[PROVIDED DATA]:
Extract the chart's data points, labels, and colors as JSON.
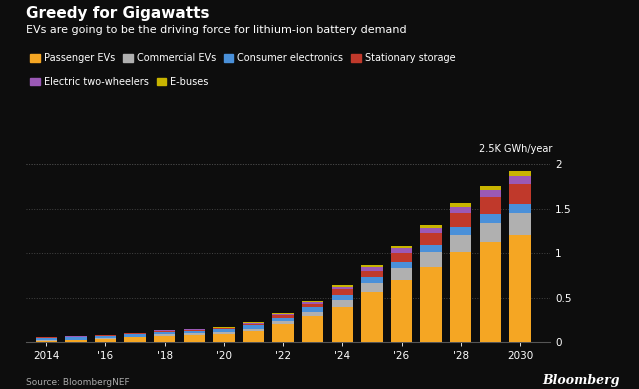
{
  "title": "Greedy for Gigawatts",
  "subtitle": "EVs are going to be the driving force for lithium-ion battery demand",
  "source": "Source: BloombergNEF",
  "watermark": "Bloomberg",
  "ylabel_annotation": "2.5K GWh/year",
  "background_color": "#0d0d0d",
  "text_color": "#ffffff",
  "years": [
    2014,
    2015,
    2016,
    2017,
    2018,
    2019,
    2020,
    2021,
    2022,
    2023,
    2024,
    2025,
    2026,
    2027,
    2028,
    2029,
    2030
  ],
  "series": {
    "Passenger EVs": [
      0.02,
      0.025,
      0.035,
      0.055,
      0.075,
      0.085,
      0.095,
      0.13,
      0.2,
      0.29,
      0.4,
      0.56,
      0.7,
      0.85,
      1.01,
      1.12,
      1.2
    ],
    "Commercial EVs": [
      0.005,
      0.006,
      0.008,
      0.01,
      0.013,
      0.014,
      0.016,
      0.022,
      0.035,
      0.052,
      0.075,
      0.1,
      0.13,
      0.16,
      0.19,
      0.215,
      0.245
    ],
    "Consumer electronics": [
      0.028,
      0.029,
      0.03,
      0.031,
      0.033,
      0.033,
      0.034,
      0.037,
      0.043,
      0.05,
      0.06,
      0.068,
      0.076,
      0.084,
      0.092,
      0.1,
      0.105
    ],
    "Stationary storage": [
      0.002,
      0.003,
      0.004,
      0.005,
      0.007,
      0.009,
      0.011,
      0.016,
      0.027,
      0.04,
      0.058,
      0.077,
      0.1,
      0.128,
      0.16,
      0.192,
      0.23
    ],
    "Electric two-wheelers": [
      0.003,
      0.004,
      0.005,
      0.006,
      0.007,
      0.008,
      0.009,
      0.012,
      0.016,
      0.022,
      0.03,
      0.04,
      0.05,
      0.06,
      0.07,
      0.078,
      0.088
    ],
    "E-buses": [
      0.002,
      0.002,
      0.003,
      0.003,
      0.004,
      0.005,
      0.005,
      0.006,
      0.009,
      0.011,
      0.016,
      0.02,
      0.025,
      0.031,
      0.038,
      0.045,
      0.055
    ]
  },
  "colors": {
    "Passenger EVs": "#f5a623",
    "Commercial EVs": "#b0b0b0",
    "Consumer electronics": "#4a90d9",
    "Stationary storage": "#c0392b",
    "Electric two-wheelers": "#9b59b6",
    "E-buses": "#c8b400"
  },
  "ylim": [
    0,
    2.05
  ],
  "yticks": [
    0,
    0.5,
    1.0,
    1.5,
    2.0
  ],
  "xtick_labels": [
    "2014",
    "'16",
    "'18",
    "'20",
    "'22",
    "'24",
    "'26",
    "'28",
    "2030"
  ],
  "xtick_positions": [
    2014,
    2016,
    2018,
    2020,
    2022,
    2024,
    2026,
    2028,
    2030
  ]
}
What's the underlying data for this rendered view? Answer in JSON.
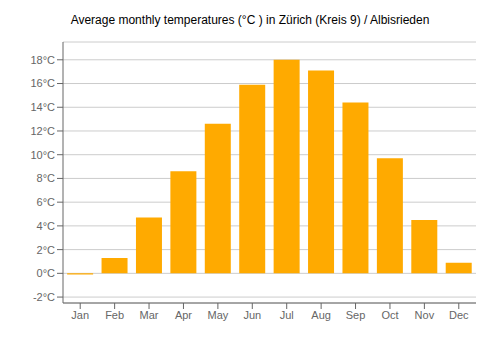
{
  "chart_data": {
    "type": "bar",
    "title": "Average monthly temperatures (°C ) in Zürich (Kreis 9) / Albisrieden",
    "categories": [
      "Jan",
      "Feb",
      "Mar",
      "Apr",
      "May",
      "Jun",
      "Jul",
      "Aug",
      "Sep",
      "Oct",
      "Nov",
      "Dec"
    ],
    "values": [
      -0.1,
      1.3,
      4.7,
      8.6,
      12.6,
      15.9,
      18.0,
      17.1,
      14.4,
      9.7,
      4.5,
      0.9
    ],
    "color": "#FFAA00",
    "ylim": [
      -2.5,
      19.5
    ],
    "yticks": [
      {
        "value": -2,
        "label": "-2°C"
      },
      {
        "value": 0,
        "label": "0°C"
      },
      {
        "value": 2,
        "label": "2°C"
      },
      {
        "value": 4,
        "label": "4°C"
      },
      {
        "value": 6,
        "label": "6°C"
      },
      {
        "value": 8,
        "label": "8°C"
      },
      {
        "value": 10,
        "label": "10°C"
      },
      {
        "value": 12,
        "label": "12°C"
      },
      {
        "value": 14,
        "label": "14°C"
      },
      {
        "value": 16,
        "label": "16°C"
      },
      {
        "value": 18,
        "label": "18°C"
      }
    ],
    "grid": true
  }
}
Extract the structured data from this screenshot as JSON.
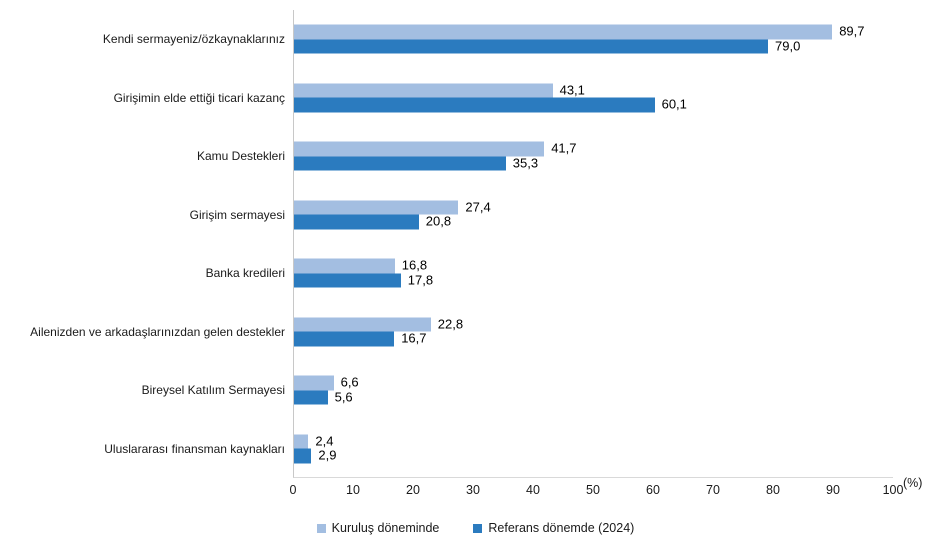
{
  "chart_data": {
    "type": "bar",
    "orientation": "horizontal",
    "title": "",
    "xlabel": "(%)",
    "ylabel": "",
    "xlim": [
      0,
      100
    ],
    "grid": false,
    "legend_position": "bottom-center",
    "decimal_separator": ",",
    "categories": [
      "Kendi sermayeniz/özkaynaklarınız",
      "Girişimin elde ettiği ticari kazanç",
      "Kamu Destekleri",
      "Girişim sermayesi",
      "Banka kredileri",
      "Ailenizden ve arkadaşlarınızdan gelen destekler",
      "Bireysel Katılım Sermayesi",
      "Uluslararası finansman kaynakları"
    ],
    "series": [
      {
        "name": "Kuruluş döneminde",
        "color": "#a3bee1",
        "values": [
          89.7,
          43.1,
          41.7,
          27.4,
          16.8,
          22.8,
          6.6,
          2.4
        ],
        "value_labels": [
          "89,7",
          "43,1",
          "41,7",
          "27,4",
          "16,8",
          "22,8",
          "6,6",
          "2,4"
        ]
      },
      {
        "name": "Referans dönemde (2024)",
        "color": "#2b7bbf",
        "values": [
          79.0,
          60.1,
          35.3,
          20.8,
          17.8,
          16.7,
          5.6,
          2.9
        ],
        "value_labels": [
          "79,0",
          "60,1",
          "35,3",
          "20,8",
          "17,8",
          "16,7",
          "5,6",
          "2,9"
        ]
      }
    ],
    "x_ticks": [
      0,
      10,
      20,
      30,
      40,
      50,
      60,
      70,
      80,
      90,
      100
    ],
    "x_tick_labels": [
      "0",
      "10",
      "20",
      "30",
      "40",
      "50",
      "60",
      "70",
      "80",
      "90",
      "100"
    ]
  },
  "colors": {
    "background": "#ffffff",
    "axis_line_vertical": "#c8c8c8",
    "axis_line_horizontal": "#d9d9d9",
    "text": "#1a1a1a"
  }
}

[AIM OF THE TASK]: Your copy of the data should match it exactly, except that pictures are left out.

[FINISHED ANSWER]:
Extract the chart's data points, labels, and colors as JSON.
{
  "title": "Greedy for Gigawatts",
  "subtitle": "EVs are going to be the driving force for lithium-ion battery demand",
  "source": "Source: BloombergNEF",
  "watermark": "Bloomberg",
  "ylabel_annotation": "2.5K GWh/year",
  "background_color": "#0d0d0d",
  "text_color": "#ffffff",
  "years": [
    2014,
    2015,
    2016,
    2017,
    2018,
    2019,
    2020,
    2021,
    2022,
    2023,
    2024,
    2025,
    2026,
    2027,
    2028,
    2029,
    2030
  ],
  "series": {
    "Passenger EVs": [
      0.02,
      0.025,
      0.035,
      0.055,
      0.075,
      0.085,
      0.095,
      0.13,
      0.2,
      0.29,
      0.4,
      0.56,
      0.7,
      0.85,
      1.01,
      1.12,
      1.2
    ],
    "Commercial EVs": [
      0.005,
      0.006,
      0.008,
      0.01,
      0.013,
      0.014,
      0.016,
      0.022,
      0.035,
      0.052,
      0.075,
      0.1,
      0.13,
      0.16,
      0.19,
      0.215,
      0.245
    ],
    "Consumer electronics": [
      0.028,
      0.029,
      0.03,
      0.031,
      0.033,
      0.033,
      0.034,
      0.037,
      0.043,
      0.05,
      0.06,
      0.068,
      0.076,
      0.084,
      0.092,
      0.1,
      0.105
    ],
    "Stationary storage": [
      0.002,
      0.003,
      0.004,
      0.005,
      0.007,
      0.009,
      0.011,
      0.016,
      0.027,
      0.04,
      0.058,
      0.077,
      0.1,
      0.128,
      0.16,
      0.192,
      0.23
    ],
    "Electric two-wheelers": [
      0.003,
      0.004,
      0.005,
      0.006,
      0.007,
      0.008,
      0.009,
      0.012,
      0.016,
      0.022,
      0.03,
      0.04,
      0.05,
      0.06,
      0.07,
      0.078,
      0.088
    ],
    "E-buses": [
      0.002,
      0.002,
      0.003,
      0.003,
      0.004,
      0.005,
      0.005,
      0.006,
      0.009,
      0.011,
      0.016,
      0.02,
      0.025,
      0.031,
      0.038,
      0.045,
      0.055
    ]
  },
  "colors": {
    "Passenger EVs": "#f5a623",
    "Commercial EVs": "#b0b0b0",
    "Consumer electronics": "#4a90d9",
    "Stationary storage": "#c0392b",
    "Electric two-wheelers": "#9b59b6",
    "E-buses": "#c8b400"
  },
  "ylim": [
    0,
    2.05
  ],
  "yticks": [
    0,
    0.5,
    1.0,
    1.5,
    2.0
  ],
  "xtick_labels": [
    "2014",
    "'16",
    "'18",
    "'20",
    "'22",
    "'24",
    "'26",
    "'28",
    "2030"
  ],
  "xtick_positions": [
    2014,
    2016,
    2018,
    2020,
    2022,
    2024,
    2026,
    2028,
    2030
  ]
}
What's the underlying data for this rendered view? Answer in JSON.
{
  "chart_data": {
    "type": "bar",
    "title": "Average monthly temperatures (°C ) in Zürich (Kreis 9) / Albisrieden",
    "categories": [
      "Jan",
      "Feb",
      "Mar",
      "Apr",
      "May",
      "Jun",
      "Jul",
      "Aug",
      "Sep",
      "Oct",
      "Nov",
      "Dec"
    ],
    "values": [
      -0.1,
      1.3,
      4.7,
      8.6,
      12.6,
      15.9,
      18.0,
      17.1,
      14.4,
      9.7,
      4.5,
      0.9
    ],
    "color": "#FFAA00",
    "ylim": [
      -2.5,
      19.5
    ],
    "yticks": [
      {
        "value": -2,
        "label": "-2°C"
      },
      {
        "value": 0,
        "label": "0°C"
      },
      {
        "value": 2,
        "label": "2°C"
      },
      {
        "value": 4,
        "label": "4°C"
      },
      {
        "value": 6,
        "label": "6°C"
      },
      {
        "value": 8,
        "label": "8°C"
      },
      {
        "value": 10,
        "label": "10°C"
      },
      {
        "value": 12,
        "label": "12°C"
      },
      {
        "value": 14,
        "label": "14°C"
      },
      {
        "value": 16,
        "label": "16°C"
      },
      {
        "value": 18,
        "label": "18°C"
      }
    ],
    "grid": true
  }
}
Extract the structured data from this screenshot as JSON.
{
  "chart_data": {
    "type": "bar",
    "orientation": "horizontal",
    "title": "",
    "xlabel": "(%)",
    "ylabel": "",
    "xlim": [
      0,
      100
    ],
    "grid": false,
    "legend_position": "bottom-center",
    "decimal_separator": ",",
    "categories": [
      "Kendi sermayeniz/özkaynaklarınız",
      "Girişimin elde ettiği ticari kazanç",
      "Kamu Destekleri",
      "Girişim sermayesi",
      "Banka kredileri",
      "Ailenizden ve arkadaşlarınızdan gelen destekler",
      "Bireysel Katılım Sermayesi",
      "Uluslararası finansman kaynakları"
    ],
    "series": [
      {
        "name": "Kuruluş döneminde",
        "color": "#a3bee1",
        "values": [
          89.7,
          43.1,
          41.7,
          27.4,
          16.8,
          22.8,
          6.6,
          2.4
        ],
        "value_labels": [
          "89,7",
          "43,1",
          "41,7",
          "27,4",
          "16,8",
          "22,8",
          "6,6",
          "2,4"
        ]
      },
      {
        "name": "Referans dönemde (2024)",
        "color": "#2b7bbf",
        "values": [
          79.0,
          60.1,
          35.3,
          20.8,
          17.8,
          16.7,
          5.6,
          2.9
        ],
        "value_labels": [
          "79,0",
          "60,1",
          "35,3",
          "20,8",
          "17,8",
          "16,7",
          "5,6",
          "2,9"
        ]
      }
    ],
    "x_ticks": [
      0,
      10,
      20,
      30,
      40,
      50,
      60,
      70,
      80,
      90,
      100
    ],
    "x_tick_labels": [
      "0",
      "10",
      "20",
      "30",
      "40",
      "50",
      "60",
      "70",
      "80",
      "90",
      "100"
    ]
  },
  "colors": {
    "background": "#ffffff",
    "axis_line_vertical": "#c8c8c8",
    "axis_line_horizontal": "#d9d9d9",
    "text": "#1a1a1a"
  }
}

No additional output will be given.